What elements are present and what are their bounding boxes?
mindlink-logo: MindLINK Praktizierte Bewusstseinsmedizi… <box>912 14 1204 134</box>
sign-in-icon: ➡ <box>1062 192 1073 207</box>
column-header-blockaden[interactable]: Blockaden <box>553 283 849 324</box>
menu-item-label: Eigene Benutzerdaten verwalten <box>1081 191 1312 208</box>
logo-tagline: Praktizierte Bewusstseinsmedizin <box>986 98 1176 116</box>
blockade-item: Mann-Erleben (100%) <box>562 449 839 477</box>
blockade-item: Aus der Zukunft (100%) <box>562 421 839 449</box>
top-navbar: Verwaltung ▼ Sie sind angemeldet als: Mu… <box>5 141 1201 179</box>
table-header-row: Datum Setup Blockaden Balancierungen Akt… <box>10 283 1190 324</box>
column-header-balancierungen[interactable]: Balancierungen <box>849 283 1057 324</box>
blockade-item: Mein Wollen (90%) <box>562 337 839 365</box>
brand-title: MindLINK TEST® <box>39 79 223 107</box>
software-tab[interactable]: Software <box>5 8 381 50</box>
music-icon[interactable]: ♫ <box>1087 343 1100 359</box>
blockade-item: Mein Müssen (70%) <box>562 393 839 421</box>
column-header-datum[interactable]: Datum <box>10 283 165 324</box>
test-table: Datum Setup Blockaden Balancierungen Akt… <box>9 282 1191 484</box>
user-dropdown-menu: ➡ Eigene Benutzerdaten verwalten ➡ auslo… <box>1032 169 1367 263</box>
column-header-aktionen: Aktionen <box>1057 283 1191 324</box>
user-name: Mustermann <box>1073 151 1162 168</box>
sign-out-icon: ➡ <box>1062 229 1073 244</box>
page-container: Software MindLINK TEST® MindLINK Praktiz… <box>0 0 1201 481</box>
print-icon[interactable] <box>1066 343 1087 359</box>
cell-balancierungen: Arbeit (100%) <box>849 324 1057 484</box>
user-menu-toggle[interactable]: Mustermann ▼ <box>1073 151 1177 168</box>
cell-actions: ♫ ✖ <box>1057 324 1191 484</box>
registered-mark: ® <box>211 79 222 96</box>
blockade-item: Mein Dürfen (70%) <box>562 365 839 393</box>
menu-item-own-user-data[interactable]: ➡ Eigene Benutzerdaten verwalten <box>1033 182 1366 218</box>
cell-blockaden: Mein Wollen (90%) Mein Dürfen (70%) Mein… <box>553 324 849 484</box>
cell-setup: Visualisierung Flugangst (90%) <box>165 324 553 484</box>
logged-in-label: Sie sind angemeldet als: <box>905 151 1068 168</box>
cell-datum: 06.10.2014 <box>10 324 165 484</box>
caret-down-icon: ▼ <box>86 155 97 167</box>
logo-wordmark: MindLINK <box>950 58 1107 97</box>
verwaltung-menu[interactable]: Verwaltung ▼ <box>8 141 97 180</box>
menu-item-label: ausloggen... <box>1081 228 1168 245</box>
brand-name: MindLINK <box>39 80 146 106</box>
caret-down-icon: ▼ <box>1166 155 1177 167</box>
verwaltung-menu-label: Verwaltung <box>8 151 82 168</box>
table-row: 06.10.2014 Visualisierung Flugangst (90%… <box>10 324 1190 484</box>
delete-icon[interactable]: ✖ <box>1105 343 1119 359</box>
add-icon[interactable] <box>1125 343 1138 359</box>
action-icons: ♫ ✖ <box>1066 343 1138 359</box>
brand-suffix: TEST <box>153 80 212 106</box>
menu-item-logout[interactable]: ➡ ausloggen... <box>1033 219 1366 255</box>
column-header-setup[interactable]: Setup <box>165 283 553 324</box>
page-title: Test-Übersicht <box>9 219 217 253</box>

■ **WORK TO COMPLETE**
Retype every line of the entries above with no changes.

■ **RESULT OF THIS TASK**
What elements are present and what are their bounding boxes?
mindlink-logo: MindLINK Praktizierte Bewusstseinsmedizi… <box>912 14 1204 134</box>
sign-in-icon: ➡ <box>1062 192 1073 207</box>
column-header-blockaden[interactable]: Blockaden <box>553 283 849 324</box>
menu-item-label: Eigene Benutzerdaten verwalten <box>1081 191 1312 208</box>
logo-tagline: Praktizierte Bewusstseinsmedizin <box>986 98 1176 116</box>
blockade-item: Mann-Erleben (100%) <box>562 449 839 477</box>
blockade-item: Aus der Zukunft (100%) <box>562 421 839 449</box>
top-navbar: Verwaltung ▼ Sie sind angemeldet als: Mu… <box>5 141 1201 179</box>
table-header-row: Datum Setup Blockaden Balancierungen Akt… <box>10 283 1190 324</box>
column-header-balancierungen[interactable]: Balancierungen <box>849 283 1057 324</box>
blockade-item: Mein Wollen (90%) <box>562 337 839 365</box>
brand-title: MindLINK TEST® <box>39 79 223 107</box>
software-tab[interactable]: Software <box>5 8 381 50</box>
music-icon[interactable]: ♫ <box>1087 343 1100 359</box>
blockade-item: Mein Müssen (70%) <box>562 393 839 421</box>
column-header-datum[interactable]: Datum <box>10 283 165 324</box>
test-table: Datum Setup Blockaden Balancierungen Akt… <box>9 282 1191 484</box>
user-dropdown-menu: ➡ Eigene Benutzerdaten verwalten ➡ auslo… <box>1032 169 1367 263</box>
column-header-aktionen: Aktionen <box>1057 283 1191 324</box>
user-name: Mustermann <box>1073 151 1162 168</box>
sign-out-icon: ➡ <box>1062 229 1073 244</box>
page-container: Software MindLINK TEST® MindLINK Praktiz… <box>0 0 1201 481</box>
print-icon[interactable] <box>1066 343 1087 359</box>
cell-balancierungen: Arbeit (100%) <box>849 324 1057 484</box>
user-menu-toggle[interactable]: Mustermann ▼ <box>1073 151 1177 168</box>
cell-actions: ♫ ✖ <box>1057 324 1191 484</box>
registered-mark: ® <box>211 79 222 96</box>
blockade-item: Mein Dürfen (70%) <box>562 365 839 393</box>
menu-item-own-user-data[interactable]: ➡ Eigene Benutzerdaten verwalten <box>1033 182 1366 218</box>
cell-blockaden: Mein Wollen (90%) Mein Dürfen (70%) Mein… <box>553 324 849 484</box>
cell-setup: Visualisierung Flugangst (90%) <box>165 324 553 484</box>
logged-in-label: Sie sind angemeldet als: <box>905 151 1068 168</box>
cell-datum: 06.10.2014 <box>10 324 165 484</box>
caret-down-icon: ▼ <box>86 155 97 167</box>
logo-wordmark: MindLINK <box>950 58 1107 97</box>
verwaltung-menu[interactable]: Verwaltung ▼ <box>8 141 97 180</box>
menu-item-label: ausloggen... <box>1081 228 1168 245</box>
brand-name: MindLINK <box>39 80 146 106</box>
caret-down-icon: ▼ <box>1166 155 1177 167</box>
verwaltung-menu-label: Verwaltung <box>8 151 82 168</box>
table-row: 06.10.2014 Visualisierung Flugangst (90%… <box>10 324 1190 484</box>
delete-icon[interactable]: ✖ <box>1105 343 1119 359</box>
add-icon[interactable] <box>1125 343 1138 359</box>
action-icons: ♫ ✖ <box>1066 343 1138 359</box>
brand-suffix: TEST <box>153 80 212 106</box>
menu-item-logout[interactable]: ➡ ausloggen... <box>1033 219 1366 255</box>
column-header-setup[interactable]: Setup <box>165 283 553 324</box>
page-title: Test-Übersicht <box>9 219 217 253</box>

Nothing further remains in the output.